• **Work to complete**
Lines containing the word "text" should be extracted in full.

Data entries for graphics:
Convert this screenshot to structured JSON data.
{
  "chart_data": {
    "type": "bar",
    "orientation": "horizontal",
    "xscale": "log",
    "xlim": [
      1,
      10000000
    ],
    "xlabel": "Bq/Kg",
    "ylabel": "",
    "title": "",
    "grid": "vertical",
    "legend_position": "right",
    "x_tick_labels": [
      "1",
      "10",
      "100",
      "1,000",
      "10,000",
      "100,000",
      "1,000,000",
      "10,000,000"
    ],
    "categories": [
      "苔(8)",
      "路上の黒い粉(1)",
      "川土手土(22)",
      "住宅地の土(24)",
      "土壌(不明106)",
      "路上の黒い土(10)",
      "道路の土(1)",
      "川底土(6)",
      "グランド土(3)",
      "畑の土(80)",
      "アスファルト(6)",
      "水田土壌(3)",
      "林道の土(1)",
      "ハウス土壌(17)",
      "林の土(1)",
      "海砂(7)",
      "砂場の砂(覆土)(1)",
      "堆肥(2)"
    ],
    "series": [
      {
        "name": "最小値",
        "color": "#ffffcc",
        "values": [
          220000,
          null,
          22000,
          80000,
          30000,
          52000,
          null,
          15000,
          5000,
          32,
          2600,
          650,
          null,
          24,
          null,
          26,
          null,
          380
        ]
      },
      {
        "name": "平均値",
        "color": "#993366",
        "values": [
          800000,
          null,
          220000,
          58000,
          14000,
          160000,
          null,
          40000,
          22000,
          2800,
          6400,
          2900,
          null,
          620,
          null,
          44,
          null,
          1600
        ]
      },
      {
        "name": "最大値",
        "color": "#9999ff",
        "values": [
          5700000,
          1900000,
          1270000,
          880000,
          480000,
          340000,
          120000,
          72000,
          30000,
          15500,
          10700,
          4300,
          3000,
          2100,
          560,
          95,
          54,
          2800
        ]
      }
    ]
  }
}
--
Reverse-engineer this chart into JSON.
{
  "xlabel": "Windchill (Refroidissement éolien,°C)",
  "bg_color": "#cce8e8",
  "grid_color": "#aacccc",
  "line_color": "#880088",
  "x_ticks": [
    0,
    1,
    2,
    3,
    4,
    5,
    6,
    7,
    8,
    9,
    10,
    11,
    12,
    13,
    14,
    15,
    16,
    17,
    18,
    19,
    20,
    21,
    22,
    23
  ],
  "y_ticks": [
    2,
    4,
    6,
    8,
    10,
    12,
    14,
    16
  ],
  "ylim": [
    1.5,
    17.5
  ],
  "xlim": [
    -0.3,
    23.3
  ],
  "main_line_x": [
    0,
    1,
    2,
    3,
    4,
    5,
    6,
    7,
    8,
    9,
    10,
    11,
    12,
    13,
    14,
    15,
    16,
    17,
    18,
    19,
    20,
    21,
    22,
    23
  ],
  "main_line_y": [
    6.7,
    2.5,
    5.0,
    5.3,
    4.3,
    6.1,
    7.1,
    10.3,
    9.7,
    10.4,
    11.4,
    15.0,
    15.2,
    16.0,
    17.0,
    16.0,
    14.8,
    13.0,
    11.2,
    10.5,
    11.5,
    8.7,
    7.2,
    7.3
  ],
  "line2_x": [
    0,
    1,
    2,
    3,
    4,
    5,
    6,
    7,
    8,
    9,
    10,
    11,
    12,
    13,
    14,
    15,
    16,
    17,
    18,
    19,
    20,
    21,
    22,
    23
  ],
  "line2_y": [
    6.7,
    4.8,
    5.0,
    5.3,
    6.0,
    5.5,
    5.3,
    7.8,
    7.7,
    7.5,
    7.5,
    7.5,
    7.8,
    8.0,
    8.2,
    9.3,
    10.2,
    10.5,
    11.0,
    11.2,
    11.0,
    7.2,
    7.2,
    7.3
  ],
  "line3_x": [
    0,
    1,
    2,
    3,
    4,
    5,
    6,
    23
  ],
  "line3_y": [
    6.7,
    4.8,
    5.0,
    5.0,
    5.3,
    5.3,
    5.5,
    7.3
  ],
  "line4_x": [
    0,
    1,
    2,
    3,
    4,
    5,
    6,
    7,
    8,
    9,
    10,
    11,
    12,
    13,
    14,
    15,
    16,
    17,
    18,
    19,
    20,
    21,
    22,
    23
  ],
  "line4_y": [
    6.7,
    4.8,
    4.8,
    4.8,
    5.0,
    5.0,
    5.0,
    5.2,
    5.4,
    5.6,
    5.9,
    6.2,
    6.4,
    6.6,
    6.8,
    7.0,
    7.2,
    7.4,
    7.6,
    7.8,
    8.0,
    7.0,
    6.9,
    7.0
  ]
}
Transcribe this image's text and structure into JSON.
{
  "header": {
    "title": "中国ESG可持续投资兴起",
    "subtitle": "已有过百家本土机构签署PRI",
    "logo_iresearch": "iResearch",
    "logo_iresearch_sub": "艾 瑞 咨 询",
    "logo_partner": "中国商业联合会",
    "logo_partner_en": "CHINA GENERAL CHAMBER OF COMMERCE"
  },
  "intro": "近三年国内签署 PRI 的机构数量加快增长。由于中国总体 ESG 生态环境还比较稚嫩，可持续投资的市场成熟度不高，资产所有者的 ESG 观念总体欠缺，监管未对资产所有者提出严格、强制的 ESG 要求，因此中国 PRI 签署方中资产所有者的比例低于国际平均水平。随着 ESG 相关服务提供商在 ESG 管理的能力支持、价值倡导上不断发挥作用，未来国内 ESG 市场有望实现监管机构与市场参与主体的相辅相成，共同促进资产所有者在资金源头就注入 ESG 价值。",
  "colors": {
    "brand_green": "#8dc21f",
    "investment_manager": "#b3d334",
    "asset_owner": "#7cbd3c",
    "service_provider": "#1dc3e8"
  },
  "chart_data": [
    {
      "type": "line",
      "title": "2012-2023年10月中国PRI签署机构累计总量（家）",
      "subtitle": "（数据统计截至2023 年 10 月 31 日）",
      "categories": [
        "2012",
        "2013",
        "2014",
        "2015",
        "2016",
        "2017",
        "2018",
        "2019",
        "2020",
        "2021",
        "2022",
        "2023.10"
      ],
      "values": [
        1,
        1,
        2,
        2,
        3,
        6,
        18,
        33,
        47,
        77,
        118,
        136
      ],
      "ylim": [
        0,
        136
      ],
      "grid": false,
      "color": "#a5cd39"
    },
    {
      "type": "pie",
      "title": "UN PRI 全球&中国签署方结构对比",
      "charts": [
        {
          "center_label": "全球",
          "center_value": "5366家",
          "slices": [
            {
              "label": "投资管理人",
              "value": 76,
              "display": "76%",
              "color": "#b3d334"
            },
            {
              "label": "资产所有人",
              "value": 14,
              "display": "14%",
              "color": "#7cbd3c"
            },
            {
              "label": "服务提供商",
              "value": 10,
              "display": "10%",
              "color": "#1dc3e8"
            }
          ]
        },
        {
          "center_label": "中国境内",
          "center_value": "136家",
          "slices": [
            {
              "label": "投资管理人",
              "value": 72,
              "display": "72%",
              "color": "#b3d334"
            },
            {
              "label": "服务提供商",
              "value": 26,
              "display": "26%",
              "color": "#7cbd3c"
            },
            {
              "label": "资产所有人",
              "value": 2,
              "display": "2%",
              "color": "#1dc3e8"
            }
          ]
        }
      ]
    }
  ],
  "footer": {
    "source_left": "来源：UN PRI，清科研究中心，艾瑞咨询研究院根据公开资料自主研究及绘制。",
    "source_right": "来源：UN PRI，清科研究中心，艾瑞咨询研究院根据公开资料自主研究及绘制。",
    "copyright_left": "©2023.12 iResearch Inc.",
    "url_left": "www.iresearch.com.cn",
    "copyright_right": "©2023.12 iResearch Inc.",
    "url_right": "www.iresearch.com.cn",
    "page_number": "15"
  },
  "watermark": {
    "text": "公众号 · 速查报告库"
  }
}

• **Reply**
Transcribe this image's text and structure into JSON.
    "text": "公众号 · 速查报告库"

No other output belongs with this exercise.